Written problem:
Return, word for word, every line starting at the line with "Type out the text in this image." and ending at the final line of the entries; skip the pictures.

— start —

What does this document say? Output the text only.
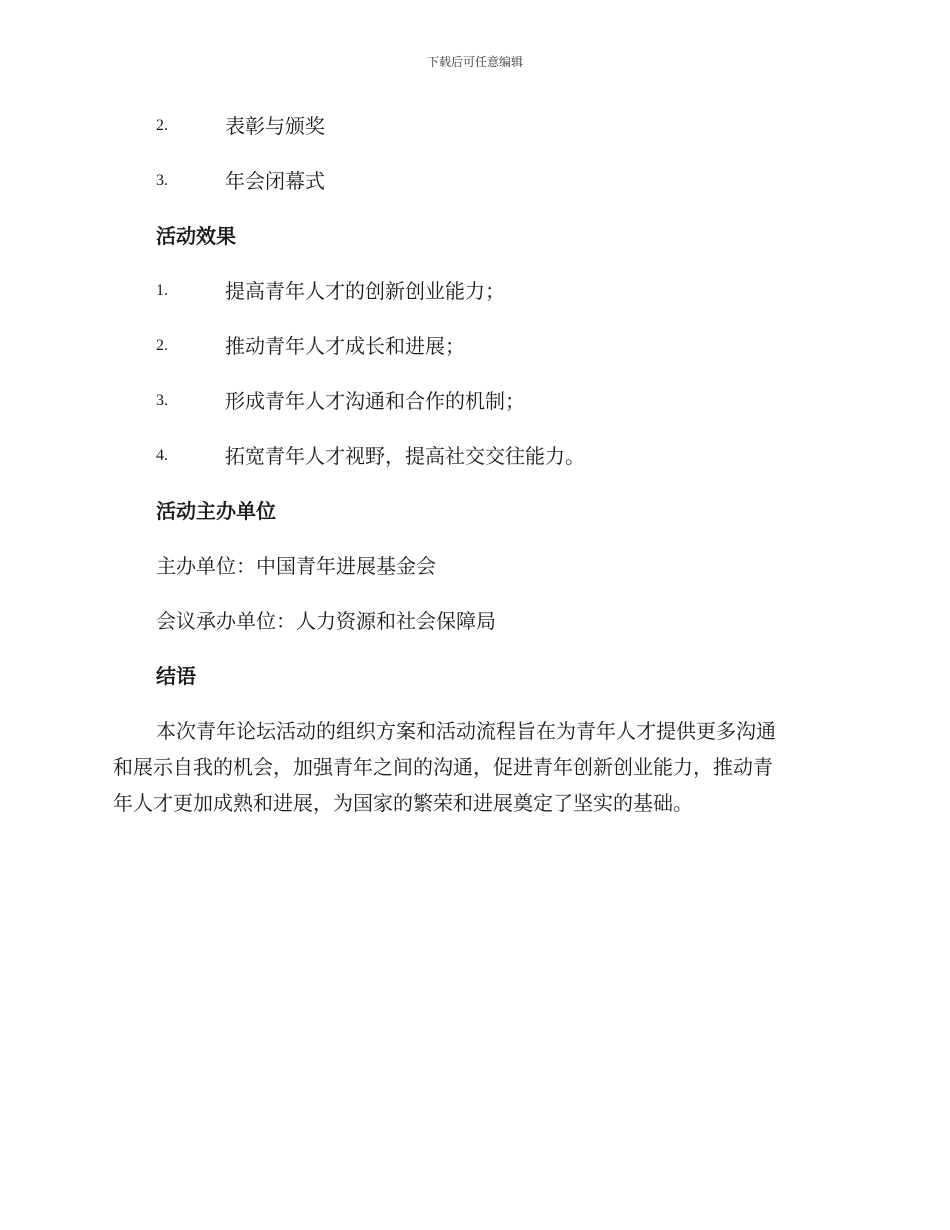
下载后可任意编辑
2.	表彰与颁奖
3.	年会闭幕式
活动效果
1.	提高青年人才的创新创业能力；
2.	推动青年人才成长和进展；
3.	形成青年人才沟通和合作的机制；
4.	拓宽青年人才视野，提高社交交往能力。
活动主办单位
主办单位：中国青年进展基金会
会议承办单位：人力资源和社会保障局
结语
本次青年论坛活动的组织方案和活动流程旨在为青年人才提供更多沟通
和展示自我的机会，加强青年之间的沟通，促进青年创新创业能力，推动青
年人才更加成熟和进展，为国家的繁荣和进展奠定了坚实的基础。
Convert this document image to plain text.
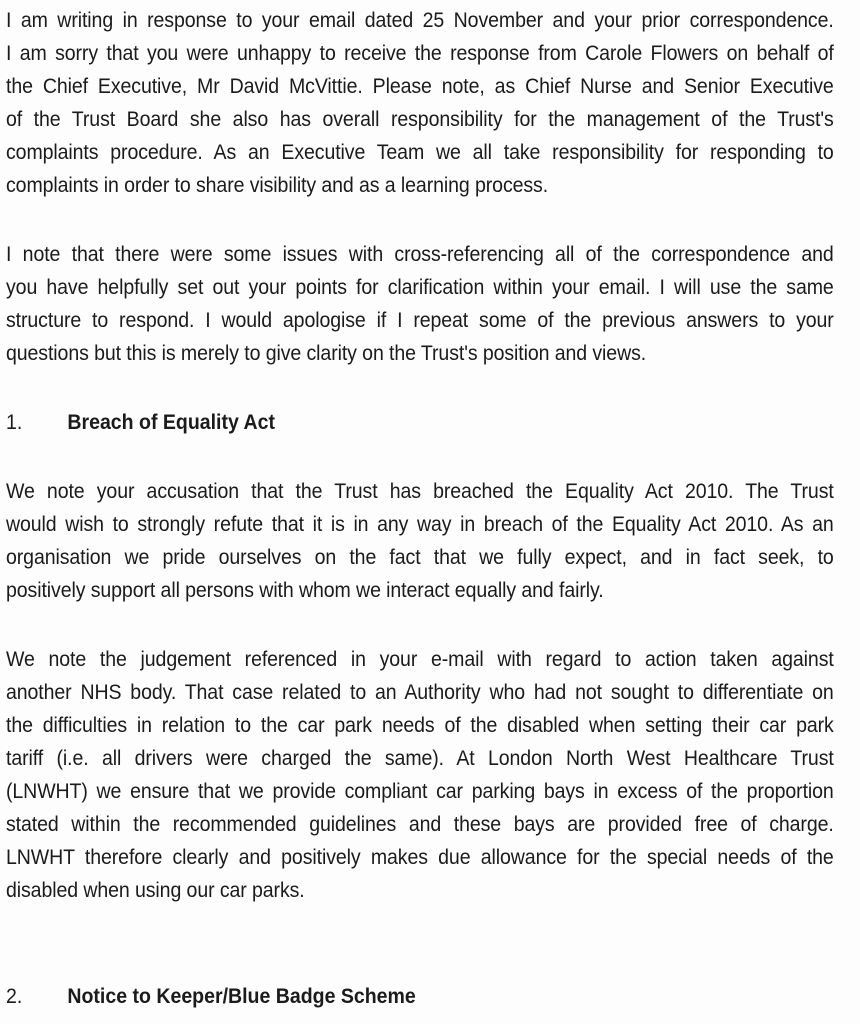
I am writing in response to your email dated 25 November and your prior correspondence.
I am sorry that you were unhappy to receive the response from Carole Flowers on behalf of
the Chief Executive, Mr David McVittie. Please note, as Chief Nurse and Senior Executive
of the Trust Board she also has overall responsibility for the management of the Trust's
complaints procedure. As an Executive Team we all take responsibility for responding to
complaints in order to share visibility and as a learning process.
I note that there were some issues with cross-referencing all of the correspondence and
you have helpfully set out your points for clarification within your email. I will use the same
structure to respond. I would apologise if I repeat some of the previous answers to your
questions but this is merely to give clarity on the Trust's position and views.
1. Breach of Equality Act
We note your accusation that the Trust has breached the Equality Act 2010. The Trust
would wish to strongly refute that it is in any way in breach of the Equality Act 2010. As an
organisation we pride ourselves on the fact that we fully expect, and in fact seek, to
positively support all persons with whom we interact equally and fairly.
We note the judgement referenced in your e-mail with regard to action taken against
another NHS body. That case related to an Authority who had not sought to differentiate on
the difficulties in relation to the car park needs of the disabled when setting their car park
tariff (i.e. all drivers were charged the same). At London North West Healthcare Trust
(LNWHT) we ensure that we provide compliant car parking bays in excess of the proportion
stated within the recommended guidelines and these bays are provided free of charge.
LNWHT therefore clearly and positively makes due allowance for the special needs of the
disabled when using our car parks.
2. Notice to Keeper/Blue Badge Scheme
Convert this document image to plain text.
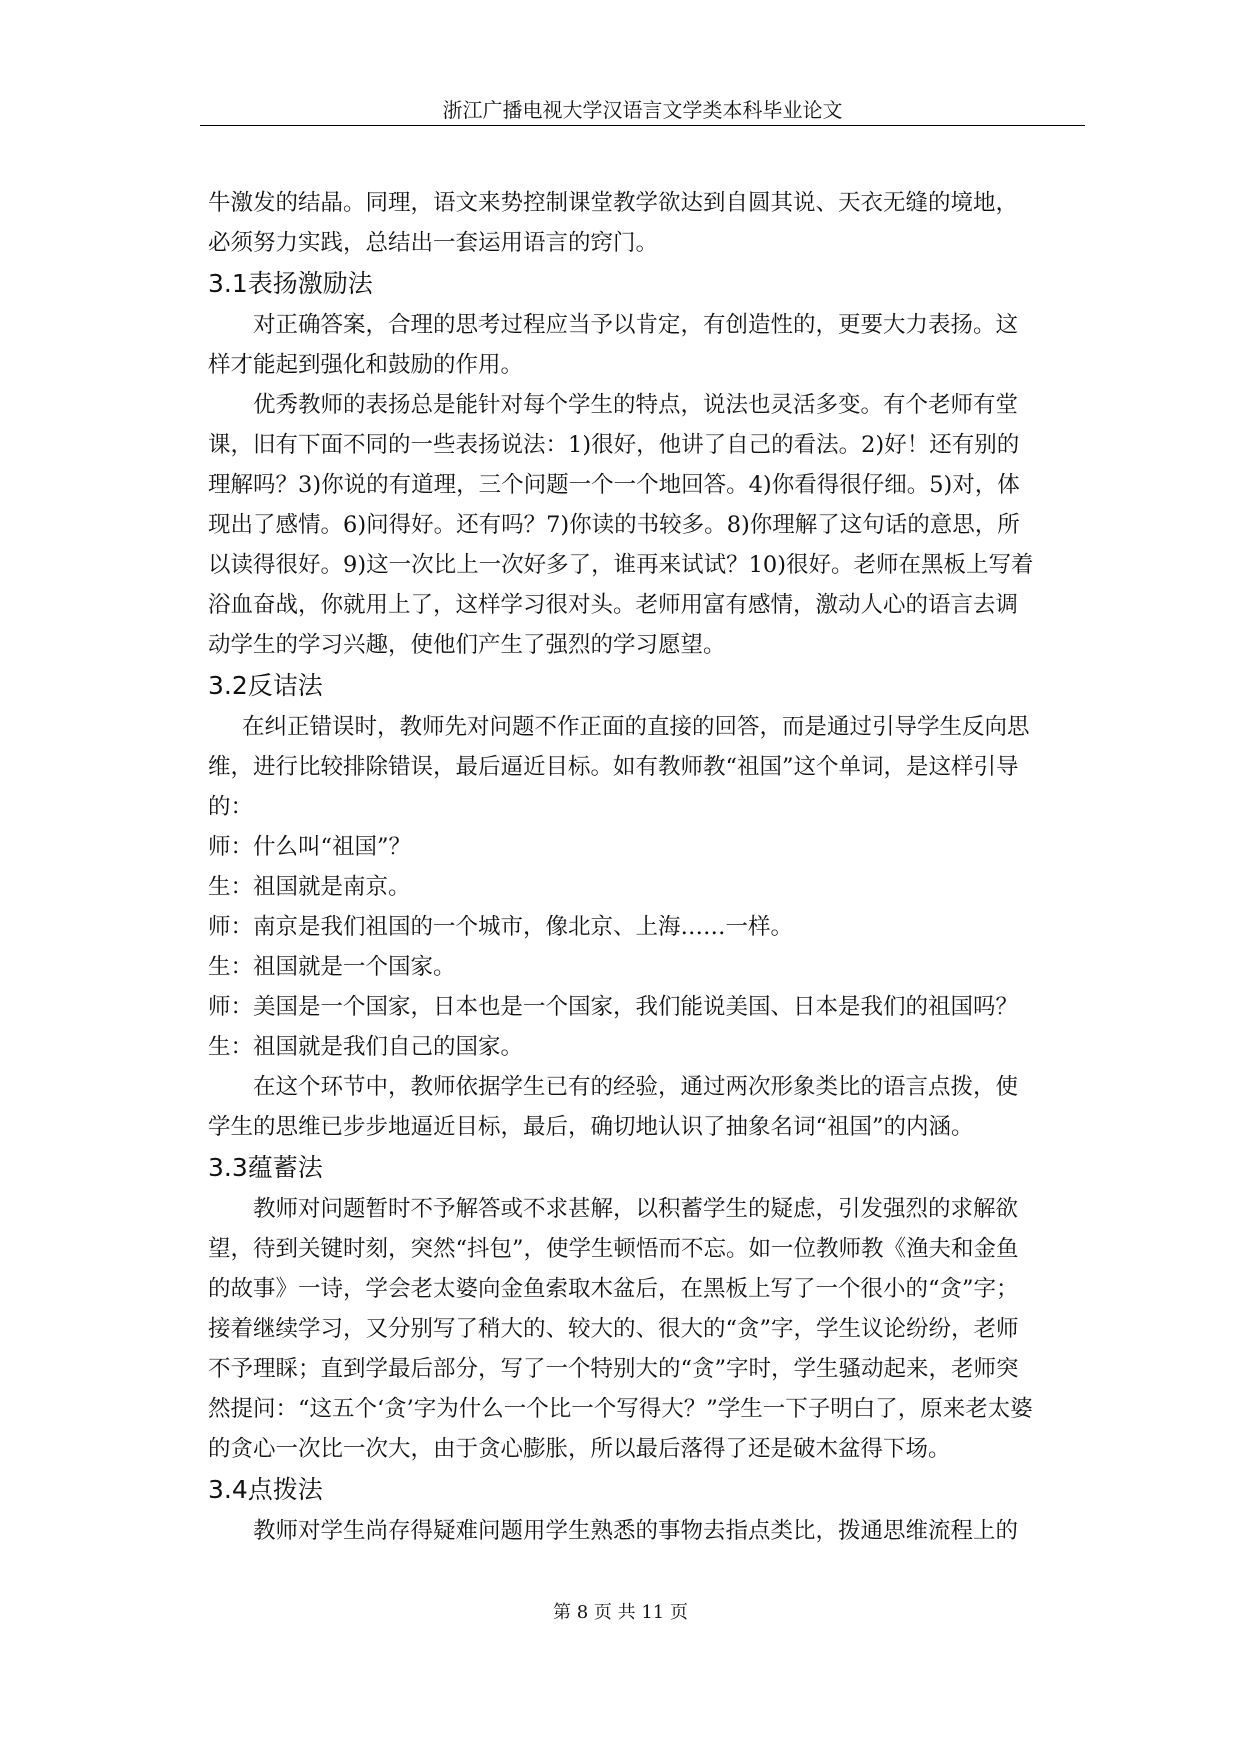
浙江广播电视大学汉语言文学类本科毕业论文
牛激发的结晶。同理，语文来势控制课堂教学欲达到自圆其说、天衣无缝的境地，
必须努力实践，总结出一套运用语言的窍门。
3.1表扬激励法
对正确答案，合理的思考过程应当予以肯定，有创造性的，更要大力表扬。这
样才能起到强化和鼓励的作用。
优秀教师的表扬总是能针对每个学生的特点，说法也灵活多变。有个老师有堂
课，旧有下面不同的一些表扬说法：1)很好，他讲了自己的看法。2)好！还有别的
理解吗？3)你说的有道理，三个问题一个一个地回答。4)你看得很仔细。5)对，体
现出了感情。6)问得好。还有吗？7)你读的书较多。8)你理解了这句话的意思，所
以读得很好。9)这一次比上一次好多了，谁再来试试？10)很好。老师在黑板上写着
浴血奋战，你就用上了，这样学习很对头。老师用富有感情，激动人心的语言去调
动学生的学习兴趣，使他们产生了强烈的学习愿望。
3.2反诘法
在纠正错误时，教师先对问题不作正面的直接的回答，而是通过引导学生反向思
维，进行比较排除错误，最后逼近目标。如有教师教“祖国”这个单词，是这样引导
的：
师：什么叫“祖国”？
生：祖国就是南京。
师：南京是我们祖国的一个城市，像北京、上海……一样。
生：祖国就是一个国家。
师：美国是一个国家，日本也是一个国家，我们能说美国、日本是我们的祖国吗？
生：祖国就是我们自己的国家。
在这个环节中，教师依据学生已有的经验，通过两次形象类比的语言点拨，使
学生的思维已步步地逼近目标，最后，确切地认识了抽象名词“祖国”的内涵。
3.3蕴蓄法
教师对问题暂时不予解答或不求甚解，以积蓄学生的疑虑，引发强烈的求解欲
望，待到关键时刻，突然“抖包”，使学生顿悟而不忘。如一位教师教《渔夫和金鱼
的故事》一诗，学会老太婆向金鱼索取木盆后，在黑板上写了一个很小的“贪”字；
接着继续学习，又分别写了稍大的、较大的、很大的“贪”字，学生议论纷纷，老师
不予理睬；直到学最后部分，写了一个特别大的“贪”字时，学生骚动起来，老师突
然提问：“这五个‘贪’字为什么一个比一个写得大？”学生一下子明白了，原来老太婆
的贪心一次比一次大，由于贪心膨胀，所以最后落得了还是破木盆得下场。
3.4点拨法
教师对学生尚存得疑难问题用学生熟悉的事物去指点类比，拨通思维流程上的
第 8 页 共 11 页
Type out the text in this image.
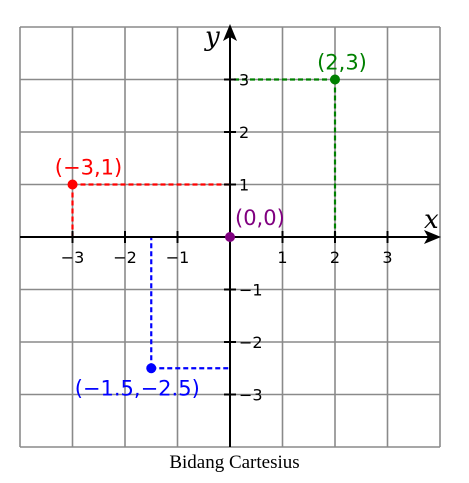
x
y
−3 −2 −1	1	2	3
3
2
1
−1
−2
−3
(0,0)
(2,3)
(−3,1)
(−1.5,−2.5)
Bidang Cartesius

— end —

Completed task:
Type out the text in this image.
x
y
−3 −2 −1	1	2	3
3
2
1
−1
−2
−3
(0,0)
(2,3)
(−3,1)
(−1.5,−2.5)
Bidang Cartesius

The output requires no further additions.